[Dataset items]
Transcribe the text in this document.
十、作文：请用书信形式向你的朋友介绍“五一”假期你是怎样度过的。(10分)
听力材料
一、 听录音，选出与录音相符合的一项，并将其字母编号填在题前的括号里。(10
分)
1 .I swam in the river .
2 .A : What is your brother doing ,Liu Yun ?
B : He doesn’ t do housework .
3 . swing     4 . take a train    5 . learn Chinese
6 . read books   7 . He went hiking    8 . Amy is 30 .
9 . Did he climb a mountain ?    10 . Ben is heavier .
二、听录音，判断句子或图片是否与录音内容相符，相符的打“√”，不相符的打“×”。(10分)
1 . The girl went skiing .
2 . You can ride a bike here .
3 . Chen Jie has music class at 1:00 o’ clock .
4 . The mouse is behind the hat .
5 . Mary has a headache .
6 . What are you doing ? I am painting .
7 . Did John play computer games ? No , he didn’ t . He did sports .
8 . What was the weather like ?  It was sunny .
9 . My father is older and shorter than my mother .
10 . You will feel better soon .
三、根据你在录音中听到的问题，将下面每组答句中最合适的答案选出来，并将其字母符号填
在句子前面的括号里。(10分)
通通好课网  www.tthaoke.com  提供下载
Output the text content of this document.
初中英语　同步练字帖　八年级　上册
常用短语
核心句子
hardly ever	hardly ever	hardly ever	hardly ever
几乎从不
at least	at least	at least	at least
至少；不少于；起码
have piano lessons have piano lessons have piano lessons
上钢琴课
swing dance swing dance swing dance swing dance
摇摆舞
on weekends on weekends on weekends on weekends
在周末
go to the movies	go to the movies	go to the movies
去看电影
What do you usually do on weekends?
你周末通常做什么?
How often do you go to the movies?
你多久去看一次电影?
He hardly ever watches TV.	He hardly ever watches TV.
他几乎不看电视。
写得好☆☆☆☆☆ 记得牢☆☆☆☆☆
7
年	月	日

_SHORT EXERCISE_
Repeat every line of the records above exactly.

_FINISHED EXERCISE_
Transcribe the text in this document.
十、作文：请用书信形式向你的朋友介绍“五一”假期你是怎样度过的。(10分)
听力材料
一、 听录音，选出与录音相符合的一项，并将其字母编号填在题前的括号里。(10
分)
1 .I swam in the river .
2 .A : What is your brother doing ,Liu Yun ?
B : He doesn’ t do housework .
3 . swing     4 . take a train    5 . learn Chinese
6 . read books   7 . He went hiking    8 . Amy is 30 .
9 . Did he climb a mountain ?    10 . Ben is heavier .
二、听录音，判断句子或图片是否与录音内容相符，相符的打“√”，不相符的打“×”。(10分)
1 . The girl went skiing .
2 . You can ride a bike here .
3 . Chen Jie has music class at 1:00 o’ clock .
4 . The mouse is behind the hat .
5 . Mary has a headache .
6 . What are you doing ? I am painting .
7 . Did John play computer games ? No , he didn’ t . He did sports .
8 . What was the weather like ?  It was sunny .
9 . My father is older and shorter than my mother .
10 . You will feel better soon .
三、根据你在录音中听到的问题，将下面每组答句中最合适的答案选出来，并将其字母符号填
在句子前面的括号里。(10分)
通通好课网  www.tthaoke.com  提供下载
Output the text content of this document.
初中英语　同步练字帖　八年级　上册
常用短语
核心句子
hardly ever	hardly ever	hardly ever	hardly ever
几乎从不
at least	at least	at least	at least
至少；不少于；起码
have piano lessons have piano lessons have piano lessons
上钢琴课
swing dance swing dance swing dance swing dance
摇摆舞
on weekends on weekends on weekends on weekends
在周末
go to the movies	go to the movies	go to the movies
去看电影
What do you usually do on weekends?
你周末通常做什么?
How often do you go to the movies?
你多久去看一次电影?
He hardly ever watches TV.	He hardly ever watches TV.
他几乎不看电视。
写得好☆☆☆☆☆ 记得牢☆☆☆☆☆
7
年	月	日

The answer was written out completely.